__What to work on__:
In the records below, pick out all lines containing the word "netos".

__Provided data__:
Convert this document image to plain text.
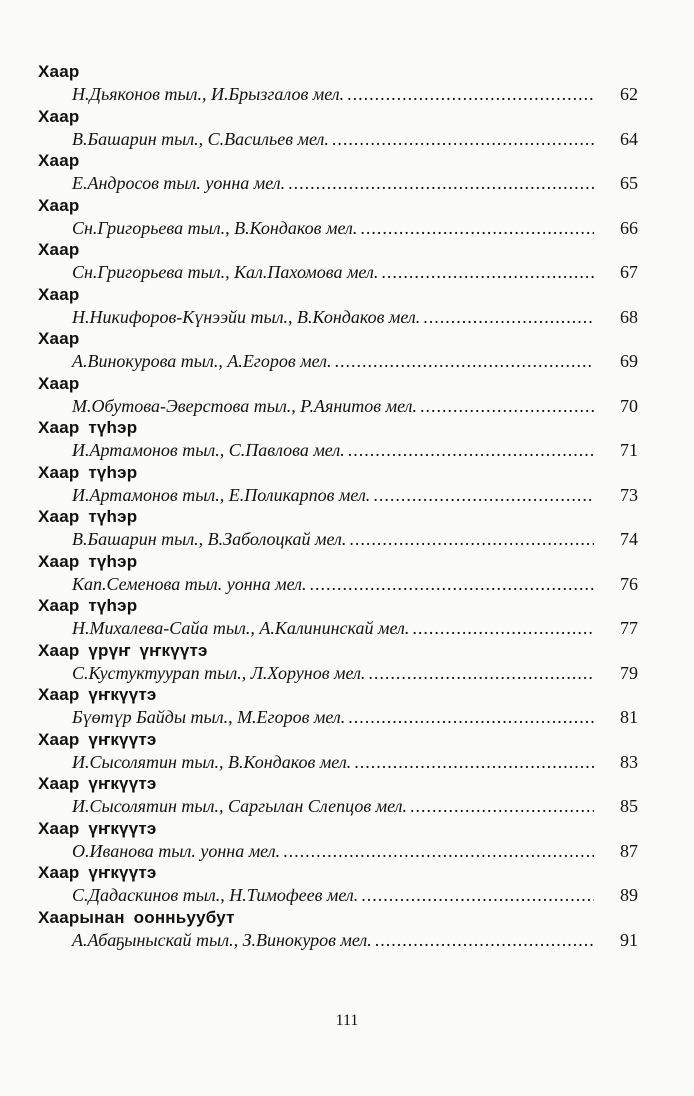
Хаар
Н.Дьяконов тыл., И.Брызгалов мел. .....	62
Хаар
В.Башарин тыл., С.Васильев мел. .....	64
Хаар
Е.Андросов тыл. уонна мел. .....	65
Хаар
Сн.Григорьева тыл., В.Кондаков мел. .....	66
Хаар
Сн.Григорьева тыл., Кал.Пахомова мел. .....	67
Хаар
Н.Никифоров-Күнээйи тыл., В.Кондаков мел. .....	68
Хаар
А.Винокурова тыл., А.Егоров мел. .....	69
Хаар
М.Обутова-Эверстова тыл., Р.Аянитов мел. .....	70
Хаар түһэр
И.Артамонов тыл., С.Павлова мел. .....	71
Хаар түһэр
И.Артамонов тыл., Е.Поликарпов мел. .....	73
Хаар түһэр
В.Башарин тыл., В.Заболоцкай мел. .....	74
Хаар түһэр
Кап.Семенова тыл. уонна мел. .....	76
Хаар түһэр
Н.Михалева-Сайа тыл., А.Калининскай мел. .....	77
Хаар үрүҥ үҥкүүтэ
С.Кустуктуурап тыл., Л.Хорунов мел. .....	79
Хаар үҥкүүтэ
Бүөтүр Байды тыл., М.Егоров мел. .....	81
Хаар үҥкүүтэ
И.Сысолятин тыл., В.Кондаков мел. .....	83
Хаар үҥкүүтэ
И.Сысолятин тыл., Саргылан Слепцов мел. .....	85
Хаар үҥкүүтэ
О.Иванова тыл. уонна мел. .....	87
Хаар үҥкүүтэ
С.Дадаскинов тыл., Н.Тимофеев мел. .....	89
Хаарынан оонньуубут
А.Абаҕыныскай тыл., З.Винокуров мел. .....	91
111
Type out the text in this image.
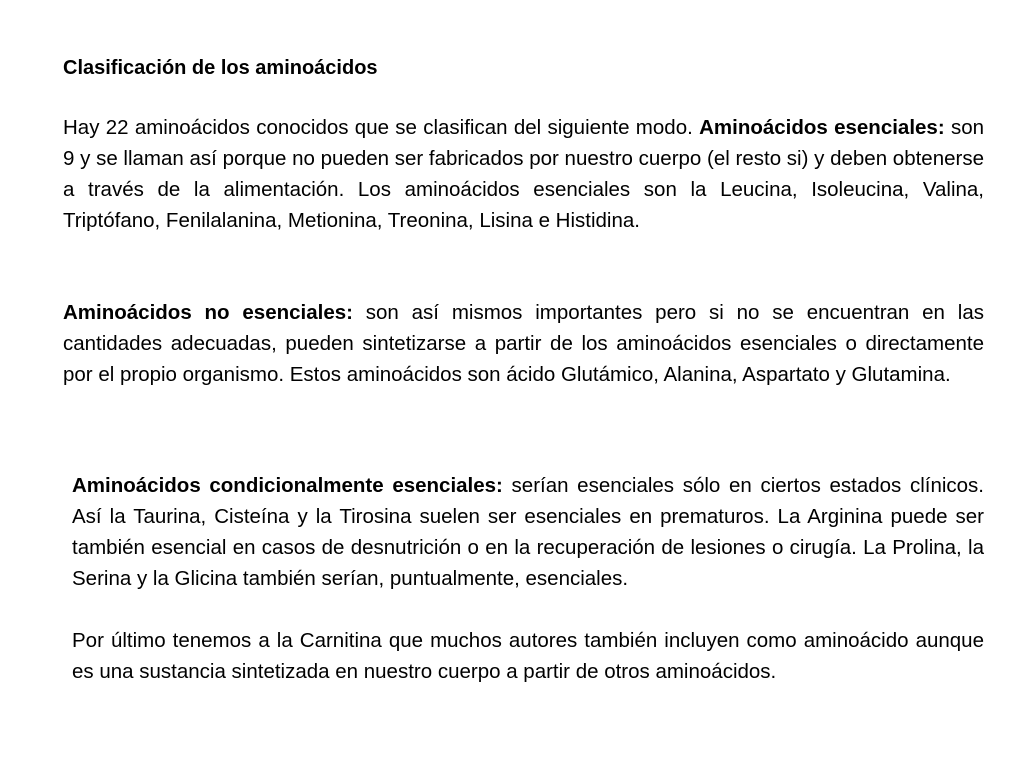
Clasificación de los aminoácidos

Hay 22 aminoácidos conocidos que se clasifican del siguiente modo. Aminoácidos esenciales: son 9 y se llaman así porque no pueden ser fabricados por nuestro cuerpo (el resto si) y deben obtenerse a través de la alimentación. Los aminoácidos esenciales son la Leucina, Isoleucina, Valina, Triptófano, Fenilalanina, Metionina, Treonina, Lisina e Histidina.

Aminoácidos no esenciales: son así mismos importantes pero si no se encuentran en las cantidades adecuadas, pueden sintetizarse a partir de los aminoácidos esenciales o directamente por el propio organismo. Estos aminoácidos son ácido Glutámico, Alanina, Aspartato y Glutamina.

Aminoácidos condicionalmente esenciales: serían esenciales sólo en ciertos estados clínicos. Así la Taurina, Cisteína y la Tirosina suelen ser esenciales en prematuros. La Arginina puede ser también esencial en casos de desnutrición o en la recuperación de lesiones o cirugía. La Prolina, la Serina y la Glicina también serían, puntualmente, esenciales.

Por último tenemos a la Carnitina que muchos autores también incluyen como aminoácido aunque es una sustancia sintetizada en nuestro cuerpo a partir de otros aminoácidos.
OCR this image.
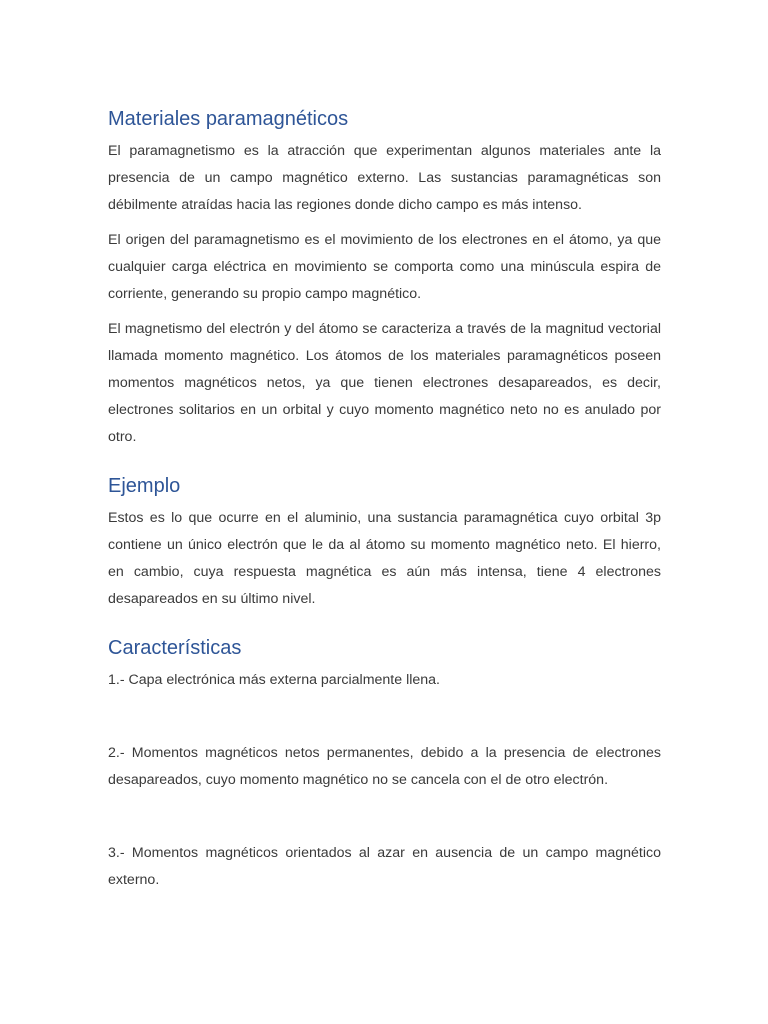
Materiales paramagnéticos

El paramagnetismo es la atracción que experimentan algunos materiales ante la presencia de un campo magnético externo. Las sustancias paramagnéticas son débilmente atraídas hacia las regiones donde dicho campo es más intenso.

El origen del paramagnetismo es el movimiento de los electrones en el átomo, ya que cualquier carga eléctrica en movimiento se comporta como una minúscula espira de corriente, generando su propio campo magnético.

El magnetismo del electrón y del átomo se caracteriza a través de la magnitud vectorial llamada momento magnético. Los átomos de los materiales paramagnéticos poseen momentos magnéticos netos, ya que tienen electrones desapareados, es decir, electrones solitarios en un orbital y cuyo momento magnético neto no es anulado por otro.

Ejemplo

Estos es lo que ocurre en el aluminio, una sustancia paramagnética cuyo orbital 3p contiene un único electrón que le da al átomo su momento magnético neto. El hierro, en cambio, cuya respuesta magnética es aún más intensa, tiene 4 electrones desapareados en su último nivel.

Características

1.- Capa electrónica más externa parcialmente llena.

2.- Momentos magnéticos netos permanentes, debido a la presencia de electrones desapareados, cuyo momento magnético no se cancela con el de otro electrón.

3.- Momentos magnéticos orientados al azar en ausencia de un campo magnético externo.
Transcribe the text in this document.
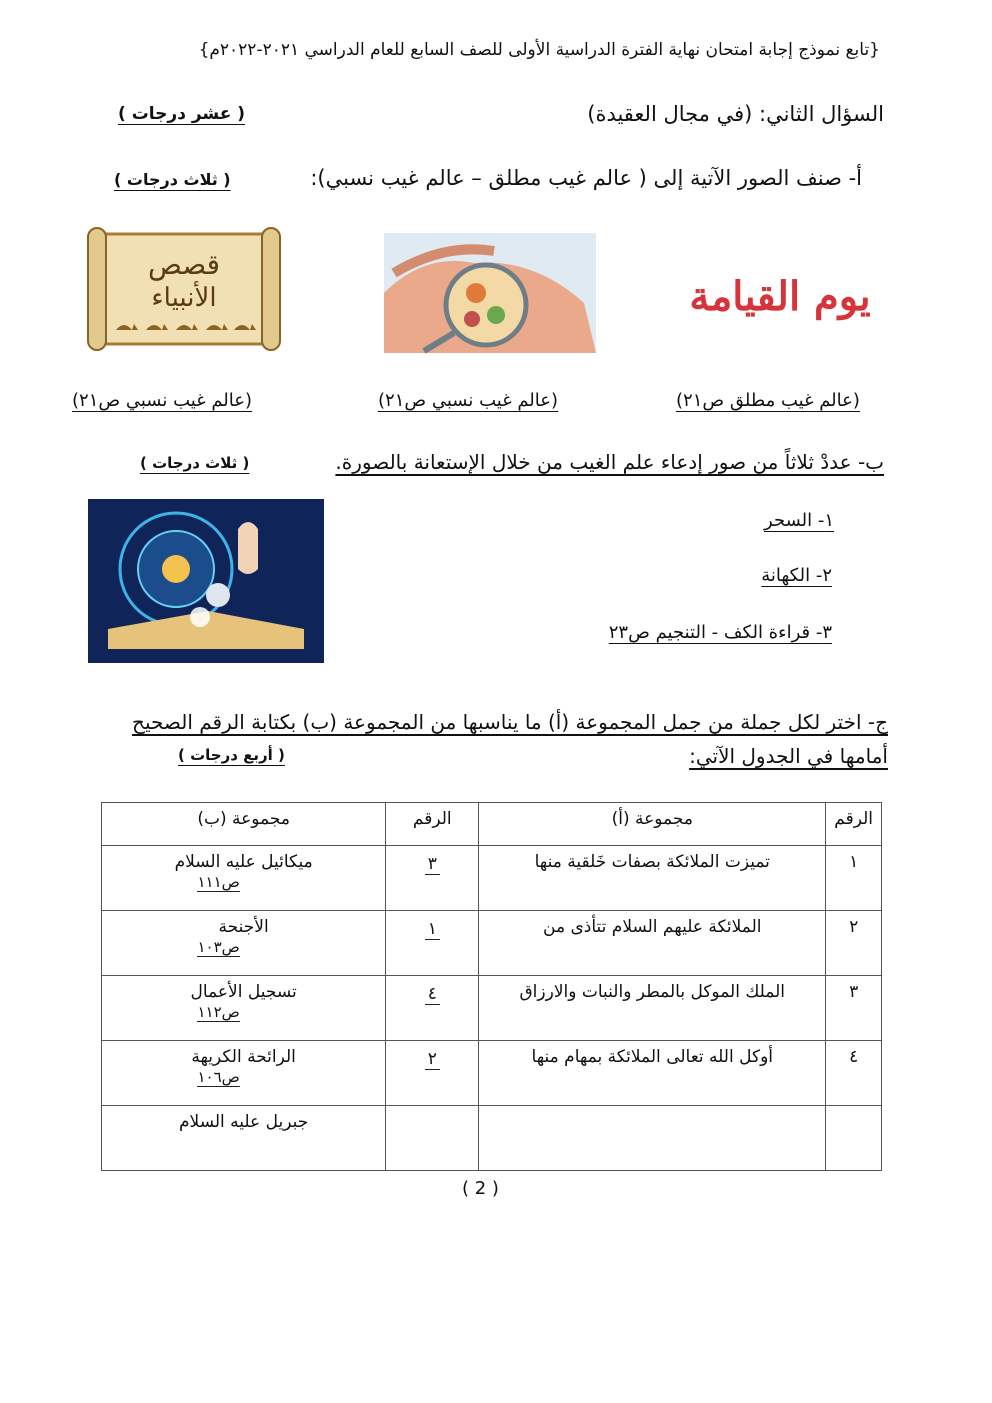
{تابع نموذج إجابة امتحان نهاية الفترة الدراسية الأولى للصف السابع للعام الدراسي ٢٠٢١-٢٠٢٢م}
السؤال الثاني: (في مجال العقيدة)
( عشر درجات )
أ- صنف الصور الآتية إلى ( عالم غيب مطلق – عالم غيب نسبي):
( ثلاث درجات )
قصص
الأنبياء	يوم القيامة
(عالم غيب نسبي ص٢١)	(عالم غيب نسبي ص٢١)	(عالم غيب مطلق ص٢١)
ب- عددْ ثلاثاً من صور إدعاء علم الغيب من خلال الإستعانة بالصورة.
( ثلاث درجات )
١- السحر
٢- الكهانة
٣- قراءة الكف - التنجيم ص٢٣
ج- اختر لكل جملة من جمل المجموعة (أ) ما يناسبها من المجموعة (ب) بكتابة الرقم الصحيح
أمامها في الجدول الآتي:
( أربع درجات )
الرقم	مجموعة (أ)	الرقم	مجموعة (ب)
١	تميزت الملائكة بصفات خَلقية منها	٣	ميكائيل عليه السلام
ص١١١

٢	الملائكة عليهم السلام تتأذى من	١	الأجنحة
ص١٠٣

٣	الملك الموكل بالمطر والنبات والارزاق	٤	تسجيل الأعمال
ص١١٢

٤	أوكل الله تعالى الملائكة بمهام منها	٢	الرائحة الكريهة
ص١٠٦

			جبريل عليه السلام
( 2 )
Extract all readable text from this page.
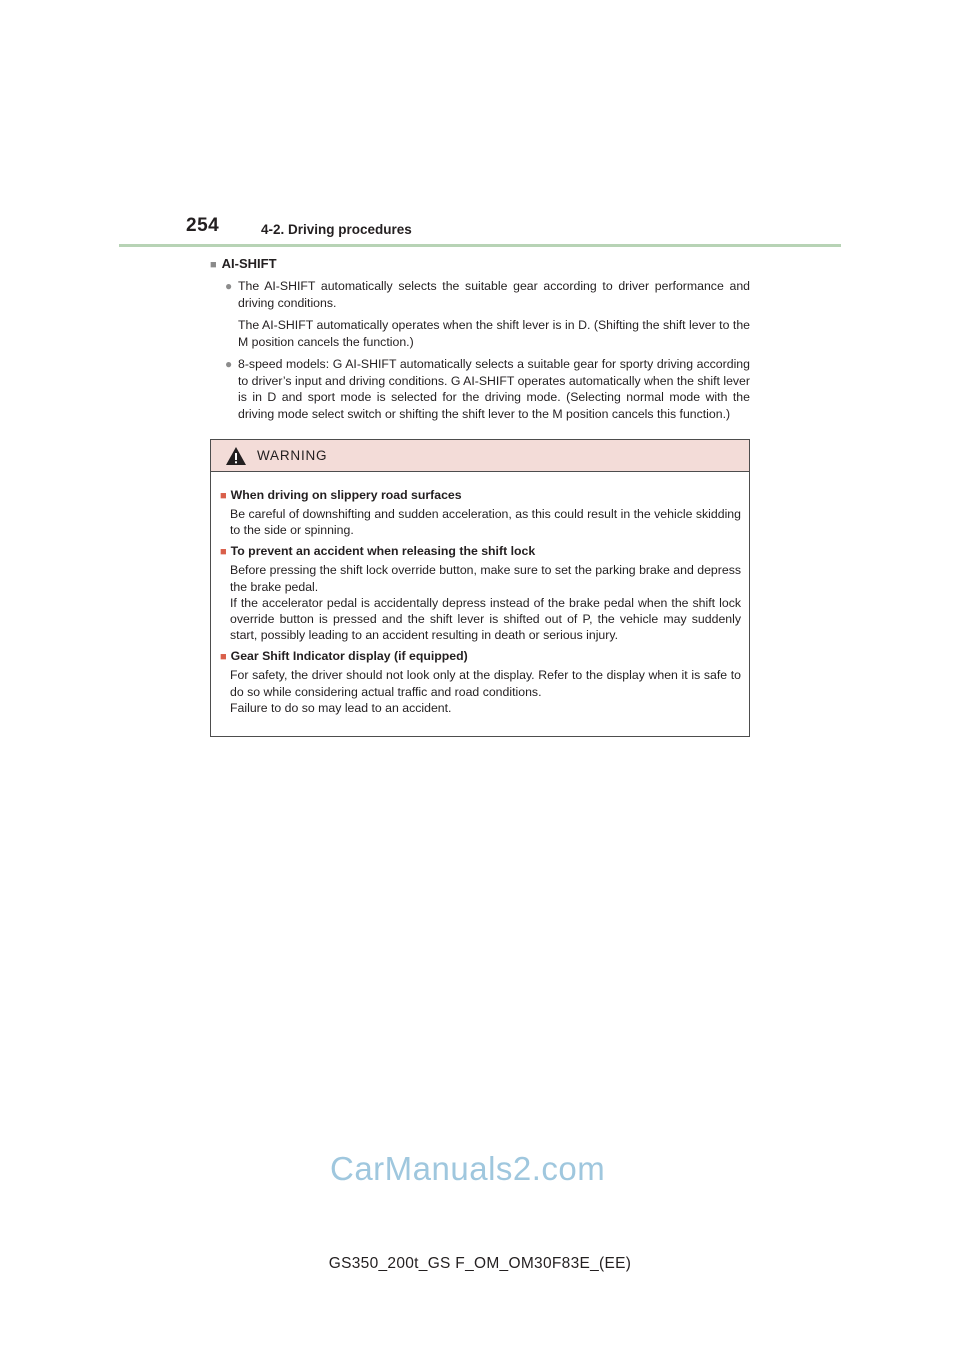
254	4-2. Driving procedures
■ AI-SHIFT
● The AI-SHIFT automatically selects the suitable gear according to driver performance and driving conditions.
The AI-SHIFT automatically operates when the shift lever is in D. (Shifting the shift lever to the M position cancels the function.)
● 8-speed models: G AI-SHIFT automatically selects a suitable gear for sporty driving according to driver’s input and driving conditions. G AI-SHIFT operates automatically when the shift lever is in D and sport mode is selected for the driving mode. (Selecting normal mode with the driving mode select switch or shifting the shift lever to the M position cancels this function.)
WARNING
■ When driving on slippery road surfaces
Be careful of downshifting and sudden acceleration, as this could result in the vehicle skidding to the side or spinning.
■ To prevent an accident when releasing the shift lock
Before pressing the shift lock override button, make sure to set the parking brake and depress the brake pedal.
If the accelerator pedal is accidentally depress instead of the brake pedal when the shift lock override button is pressed and the shift lever is shifted out of P, the vehicle may suddenly start, possibly leading to an accident resulting in death or serious injury.
■ Gear Shift Indicator display (if equipped)
For safety, the driver should not look only at the display. Refer to the display when it is safe to do so while considering actual traffic and road conditions.
Failure to do so may lead to an accident.
CarManuals2.com
GS350_200t_GS F_OM_OM30F83E_(EE)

__Complete answer__:
El magnetismo del electrón y del átomo se caracteriza a través de la magnitud vectorial llamada momento magnético. Los átomos de los materiales paramagnéticos poseen momentos magnéticos netos, ya que tienen electrones desapareados, es decir, electrones solitarios en un orbital y cuyo momento magnético neto no es anulado por otro.
2.- Momentos magnéticos netos permanentes, debido a la presencia de electrones desapareados, cuyo momento magnético no se cancela con el de otro electrón.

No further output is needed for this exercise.